╭─ RECORD EXCERPTS

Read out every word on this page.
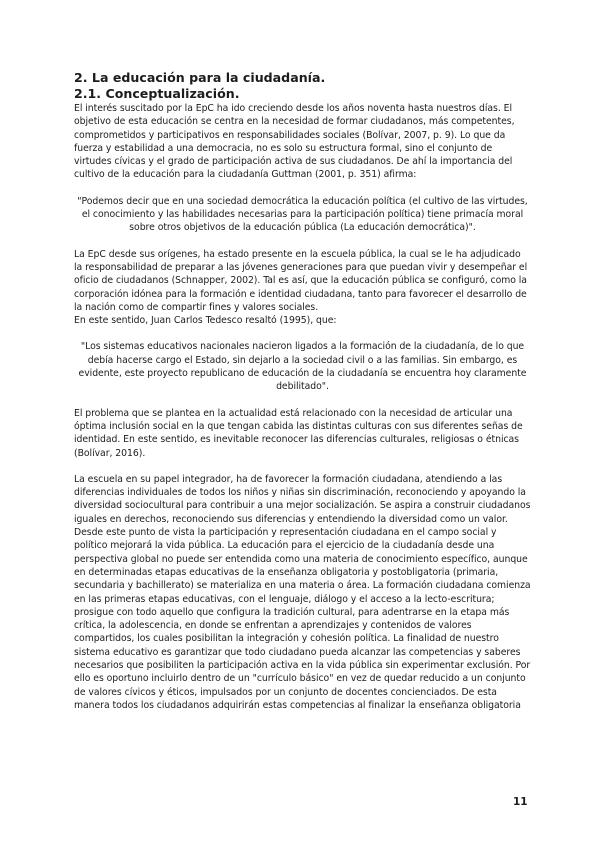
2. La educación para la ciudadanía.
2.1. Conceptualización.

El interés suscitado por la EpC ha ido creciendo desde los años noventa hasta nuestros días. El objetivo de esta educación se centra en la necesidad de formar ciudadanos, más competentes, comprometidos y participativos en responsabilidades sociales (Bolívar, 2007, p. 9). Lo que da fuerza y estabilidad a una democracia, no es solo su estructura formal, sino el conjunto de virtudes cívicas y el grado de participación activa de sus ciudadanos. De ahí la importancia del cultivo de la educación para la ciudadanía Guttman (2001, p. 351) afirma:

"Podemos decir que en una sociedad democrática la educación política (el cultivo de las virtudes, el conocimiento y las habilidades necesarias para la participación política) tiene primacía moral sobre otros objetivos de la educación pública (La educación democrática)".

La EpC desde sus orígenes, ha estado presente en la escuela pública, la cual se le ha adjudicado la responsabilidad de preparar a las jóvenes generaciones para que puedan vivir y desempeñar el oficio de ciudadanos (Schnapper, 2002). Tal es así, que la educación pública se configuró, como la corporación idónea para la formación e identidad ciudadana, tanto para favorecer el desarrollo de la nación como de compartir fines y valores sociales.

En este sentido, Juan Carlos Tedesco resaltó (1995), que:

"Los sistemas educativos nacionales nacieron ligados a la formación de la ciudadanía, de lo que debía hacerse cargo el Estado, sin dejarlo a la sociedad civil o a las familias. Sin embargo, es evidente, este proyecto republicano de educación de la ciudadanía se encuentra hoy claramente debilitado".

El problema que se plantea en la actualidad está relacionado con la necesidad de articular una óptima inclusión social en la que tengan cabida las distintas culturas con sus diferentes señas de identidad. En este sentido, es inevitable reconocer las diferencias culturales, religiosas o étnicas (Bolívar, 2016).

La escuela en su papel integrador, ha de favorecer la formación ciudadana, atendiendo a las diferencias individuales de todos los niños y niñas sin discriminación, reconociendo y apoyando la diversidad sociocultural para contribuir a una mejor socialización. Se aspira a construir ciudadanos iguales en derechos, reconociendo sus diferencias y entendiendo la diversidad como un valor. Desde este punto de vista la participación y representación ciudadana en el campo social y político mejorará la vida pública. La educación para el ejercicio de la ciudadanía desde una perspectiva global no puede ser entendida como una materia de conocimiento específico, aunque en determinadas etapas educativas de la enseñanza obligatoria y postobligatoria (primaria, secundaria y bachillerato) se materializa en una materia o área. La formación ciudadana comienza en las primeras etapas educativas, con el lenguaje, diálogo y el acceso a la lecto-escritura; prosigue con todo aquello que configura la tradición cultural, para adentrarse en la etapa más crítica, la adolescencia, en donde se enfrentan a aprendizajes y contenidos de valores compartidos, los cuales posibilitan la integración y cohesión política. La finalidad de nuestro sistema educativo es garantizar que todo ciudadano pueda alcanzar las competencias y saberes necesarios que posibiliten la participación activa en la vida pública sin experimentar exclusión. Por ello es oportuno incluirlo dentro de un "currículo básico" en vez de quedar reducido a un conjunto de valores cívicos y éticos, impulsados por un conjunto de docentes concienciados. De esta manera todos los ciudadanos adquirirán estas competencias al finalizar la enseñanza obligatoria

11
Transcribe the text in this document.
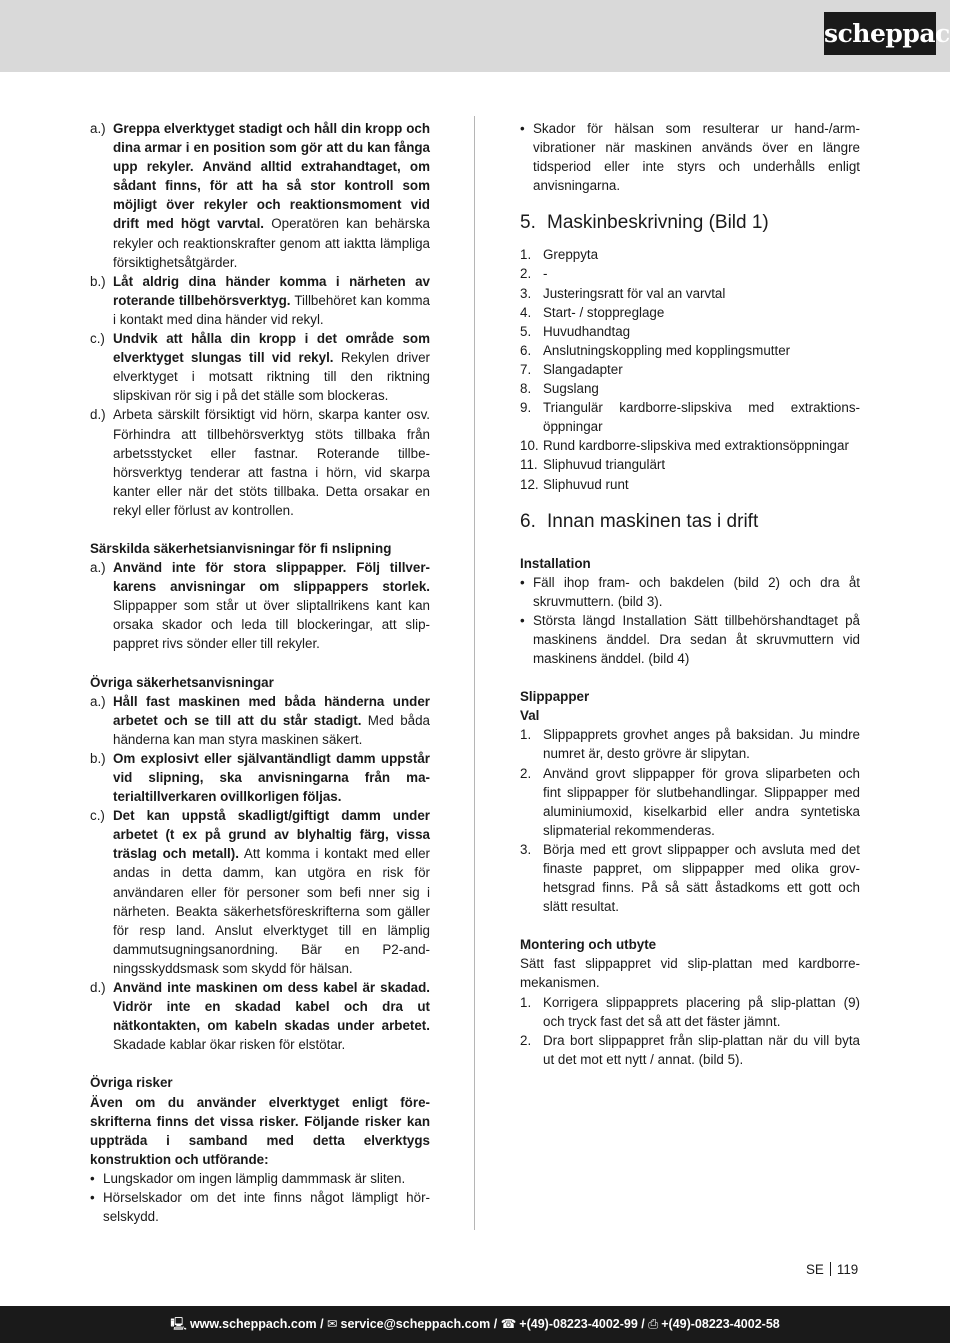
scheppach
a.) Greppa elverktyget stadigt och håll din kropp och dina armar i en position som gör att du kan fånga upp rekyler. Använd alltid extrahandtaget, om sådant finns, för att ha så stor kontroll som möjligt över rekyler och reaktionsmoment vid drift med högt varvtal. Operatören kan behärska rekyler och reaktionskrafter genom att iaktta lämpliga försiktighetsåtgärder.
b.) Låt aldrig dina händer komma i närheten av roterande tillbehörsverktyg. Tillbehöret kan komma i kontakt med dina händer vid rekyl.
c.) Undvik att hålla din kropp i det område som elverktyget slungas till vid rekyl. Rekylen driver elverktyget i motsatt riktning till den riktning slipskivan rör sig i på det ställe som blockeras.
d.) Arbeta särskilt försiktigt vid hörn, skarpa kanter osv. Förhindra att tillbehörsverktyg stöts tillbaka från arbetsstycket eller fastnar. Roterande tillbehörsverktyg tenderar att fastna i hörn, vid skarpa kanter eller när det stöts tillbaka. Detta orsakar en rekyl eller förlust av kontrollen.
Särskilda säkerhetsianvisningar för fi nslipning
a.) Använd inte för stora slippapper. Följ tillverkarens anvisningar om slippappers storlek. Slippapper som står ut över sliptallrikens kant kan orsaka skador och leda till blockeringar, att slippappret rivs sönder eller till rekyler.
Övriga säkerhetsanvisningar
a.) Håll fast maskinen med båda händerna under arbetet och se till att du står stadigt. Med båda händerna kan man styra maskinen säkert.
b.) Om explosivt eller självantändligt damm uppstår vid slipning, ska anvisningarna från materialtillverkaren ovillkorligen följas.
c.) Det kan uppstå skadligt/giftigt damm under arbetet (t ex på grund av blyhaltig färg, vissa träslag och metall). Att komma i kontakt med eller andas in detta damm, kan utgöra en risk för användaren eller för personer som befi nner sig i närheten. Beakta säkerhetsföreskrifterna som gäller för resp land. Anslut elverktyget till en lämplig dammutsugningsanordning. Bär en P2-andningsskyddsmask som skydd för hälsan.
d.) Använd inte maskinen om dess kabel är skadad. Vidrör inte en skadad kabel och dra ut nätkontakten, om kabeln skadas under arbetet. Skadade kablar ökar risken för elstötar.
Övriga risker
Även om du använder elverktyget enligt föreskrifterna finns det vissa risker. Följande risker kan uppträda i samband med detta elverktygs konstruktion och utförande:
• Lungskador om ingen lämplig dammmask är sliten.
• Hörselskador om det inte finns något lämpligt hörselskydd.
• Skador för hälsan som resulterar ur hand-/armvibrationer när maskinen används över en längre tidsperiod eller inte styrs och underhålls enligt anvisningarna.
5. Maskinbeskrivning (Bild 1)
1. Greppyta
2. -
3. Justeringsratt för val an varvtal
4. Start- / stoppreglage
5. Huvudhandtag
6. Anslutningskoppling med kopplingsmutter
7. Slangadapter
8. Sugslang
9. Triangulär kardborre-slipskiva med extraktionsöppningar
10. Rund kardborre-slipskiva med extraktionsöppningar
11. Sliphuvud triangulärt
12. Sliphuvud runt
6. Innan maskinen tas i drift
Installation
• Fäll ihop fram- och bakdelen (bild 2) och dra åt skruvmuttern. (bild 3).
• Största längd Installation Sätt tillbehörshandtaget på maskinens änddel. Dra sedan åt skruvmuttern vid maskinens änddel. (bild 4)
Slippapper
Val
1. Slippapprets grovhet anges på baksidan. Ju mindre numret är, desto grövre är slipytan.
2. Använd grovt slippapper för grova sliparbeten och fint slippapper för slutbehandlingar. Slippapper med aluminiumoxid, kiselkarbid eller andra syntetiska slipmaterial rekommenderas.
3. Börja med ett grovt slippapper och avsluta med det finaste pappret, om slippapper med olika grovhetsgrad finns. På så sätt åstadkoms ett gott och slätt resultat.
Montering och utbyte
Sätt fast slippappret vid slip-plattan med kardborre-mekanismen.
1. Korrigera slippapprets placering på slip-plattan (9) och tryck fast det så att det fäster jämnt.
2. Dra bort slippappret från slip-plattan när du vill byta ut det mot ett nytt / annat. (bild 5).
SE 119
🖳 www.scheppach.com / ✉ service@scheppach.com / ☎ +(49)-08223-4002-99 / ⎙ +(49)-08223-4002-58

╰─

#### EXERCISE
Please repeat the records above word for word, and do not include the pictures.

#### SOLUTION TO THE PROBLEM
Read out every word on this page.
2. La educación para la ciudadanía.
2.1. Conceptualización.

El interés suscitado por la EpC ha ido creciendo desde los años noventa hasta nuestros días. El objetivo de esta educación se centra en la necesidad de formar ciudadanos, más competentes, comprometidos y participativos en responsabilidades sociales (Bolívar, 2007, p. 9). Lo que da fuerza y estabilidad a una democracia, no es solo su estructura formal, sino el conjunto de virtudes cívicas y el grado de participación activa de sus ciudadanos. De ahí la importancia del cultivo de la educación para la ciudadanía Guttman (2001, p. 351) afirma:

"Podemos decir que en una sociedad democrática la educación política (el cultivo de las virtudes, el conocimiento y las habilidades necesarias para la participación política) tiene primacía moral sobre otros objetivos de la educación pública (La educación democrática)".

La EpC desde sus orígenes, ha estado presente en la escuela pública, la cual se le ha adjudicado la responsabilidad de preparar a las jóvenes generaciones para que puedan vivir y desempeñar el oficio de ciudadanos (Schnapper, 2002). Tal es así, que la educación pública se configuró, como la corporación idónea para la formación e identidad ciudadana, tanto para favorecer el desarrollo de la nación como de compartir fines y valores sociales.

En este sentido, Juan Carlos Tedesco resaltó (1995), que:

"Los sistemas educativos nacionales nacieron ligados a la formación de la ciudadanía, de lo que debía hacerse cargo el Estado, sin dejarlo a la sociedad civil o a las familias. Sin embargo, es evidente, este proyecto republicano de educación de la ciudadanía se encuentra hoy claramente debilitado".

El problema que se plantea en la actualidad está relacionado con la necesidad de articular una óptima inclusión social en la que tengan cabida las distintas culturas con sus diferentes señas de identidad. En este sentido, es inevitable reconocer las diferencias culturales, religiosas o étnicas (Bolívar, 2016).

La escuela en su papel integrador, ha de favorecer la formación ciudadana, atendiendo a las diferencias individuales de todos los niños y niñas sin discriminación, reconociendo y apoyando la diversidad sociocultural para contribuir a una mejor socialización. Se aspira a construir ciudadanos iguales en derechos, reconociendo sus diferencias y entendiendo la diversidad como un valor. Desde este punto de vista la participación y representación ciudadana en el campo social y político mejorará la vida pública. La educación para el ejercicio de la ciudadanía desde una perspectiva global no puede ser entendida como una materia de conocimiento específico, aunque en determinadas etapas educativas de la enseñanza obligatoria y postobligatoria (primaria, secundaria y bachillerato) se materializa en una materia o área. La formación ciudadana comienza en las primeras etapas educativas, con el lenguaje, diálogo y el acceso a la lecto-escritura; prosigue con todo aquello que configura la tradición cultural, para adentrarse en la etapa más crítica, la adolescencia, en donde se enfrentan a aprendizajes y contenidos de valores compartidos, los cuales posibilitan la integración y cohesión política. La finalidad de nuestro sistema educativo es garantizar que todo ciudadano pueda alcanzar las competencias y saberes necesarios que posibiliten la participación activa en la vida pública sin experimentar exclusión. Por ello es oportuno incluirlo dentro de un "currículo básico" en vez de quedar reducido a un conjunto de valores cívicos y éticos, impulsados por un conjunto de docentes concienciados. De esta manera todos los ciudadanos adquirirán estas competencias al finalizar la enseñanza obligatoria

11
Transcribe the text in this document.
scheppach
a.) Greppa elverktyget stadigt och håll din kropp och dina armar i en position som gör att du kan fånga upp rekyler. Använd alltid extrahandtaget, om sådant finns, för att ha så stor kontroll som möjligt över rekyler och reaktionsmoment vid drift med högt varvtal. Operatören kan behärska rekyler och reaktionskrafter genom att iaktta lämpliga försiktighetsåtgärder.
b.) Låt aldrig dina händer komma i närheten av roterande tillbehörsverktyg. Tillbehöret kan komma i kontakt med dina händer vid rekyl.
c.) Undvik att hålla din kropp i det område som elverktyget slungas till vid rekyl. Rekylen driver elverktyget i motsatt riktning till den riktning slipskivan rör sig i på det ställe som blockeras.
d.) Arbeta särskilt försiktigt vid hörn, skarpa kanter osv. Förhindra att tillbehörsverktyg stöts tillbaka från arbetsstycket eller fastnar. Roterande tillbehörsverktyg tenderar att fastna i hörn, vid skarpa kanter eller när det stöts tillbaka. Detta orsakar en rekyl eller förlust av kontrollen.
Särskilda säkerhetsianvisningar för fi nslipning
a.) Använd inte för stora slippapper. Följ tillverkarens anvisningar om slippappers storlek. Slippapper som står ut över sliptallrikens kant kan orsaka skador och leda till blockeringar, att slippappret rivs sönder eller till rekyler.
Övriga säkerhetsanvisningar
a.) Håll fast maskinen med båda händerna under arbetet och se till att du står stadigt. Med båda händerna kan man styra maskinen säkert.
b.) Om explosivt eller självantändligt damm uppstår vid slipning, ska anvisningarna från materialtillverkaren ovillkorligen följas.
c.) Det kan uppstå skadligt/giftigt damm under arbetet (t ex på grund av blyhaltig färg, vissa träslag och metall). Att komma i kontakt med eller andas in detta damm, kan utgöra en risk för användaren eller för personer som befi nner sig i närheten. Beakta säkerhetsföreskrifterna som gäller för resp land. Anslut elverktyget till en lämplig dammutsugningsanordning. Bär en P2-andningsskyddsmask som skydd för hälsan.
d.) Använd inte maskinen om dess kabel är skadad. Vidrör inte en skadad kabel och dra ut nätkontakten, om kabeln skadas under arbetet. Skadade kablar ökar risken för elstötar.
Övriga risker
Även om du använder elverktyget enligt föreskrifterna finns det vissa risker. Följande risker kan uppträda i samband med detta elverktygs konstruktion och utförande:
• Lungskador om ingen lämplig dammmask är sliten.
• Hörselskador om det inte finns något lämpligt hörselskydd.
• Skador för hälsan som resulterar ur hand-/armvibrationer när maskinen används över en längre tidsperiod eller inte styrs och underhålls enligt anvisningarna.
5. Maskinbeskrivning (Bild 1)
1. Greppyta
2. -
3. Justeringsratt för val an varvtal
4. Start- / stoppreglage
5. Huvudhandtag
6. Anslutningskoppling med kopplingsmutter
7. Slangadapter
8. Sugslang
9. Triangulär kardborre-slipskiva med extraktionsöppningar
10. Rund kardborre-slipskiva med extraktionsöppningar
11. Sliphuvud triangulärt
12. Sliphuvud runt
6. Innan maskinen tas i drift
Installation
• Fäll ihop fram- och bakdelen (bild 2) och dra åt skruvmuttern. (bild 3).
• Största längd Installation Sätt tillbehörshandtaget på maskinens änddel. Dra sedan åt skruvmuttern vid maskinens änddel. (bild 4)
Slippapper
Val
1. Slippapprets grovhet anges på baksidan. Ju mindre numret är, desto grövre är slipytan.
2. Använd grovt slippapper för grova sliparbeten och fint slippapper för slutbehandlingar. Slippapper med aluminiumoxid, kiselkarbid eller andra syntetiska slipmaterial rekommenderas.
3. Börja med ett grovt slippapper och avsluta med det finaste pappret, om slippapper med olika grovhetsgrad finns. På så sätt åstadkoms ett gott och slätt resultat.
Montering och utbyte
Sätt fast slippappret vid slip-plattan med kardborre-mekanismen.
1. Korrigera slippapprets placering på slip-plattan (9) och tryck fast det så att det fäster jämnt.
2. Dra bort slippappret från slip-plattan när du vill byta ut det mot ett nytt / annat. (bild 5).
SE 119
🖳 www.scheppach.com / ✉ service@scheppach.com / ☎ +(49)-08223-4002-99 / ⎙ +(49)-08223-4002-58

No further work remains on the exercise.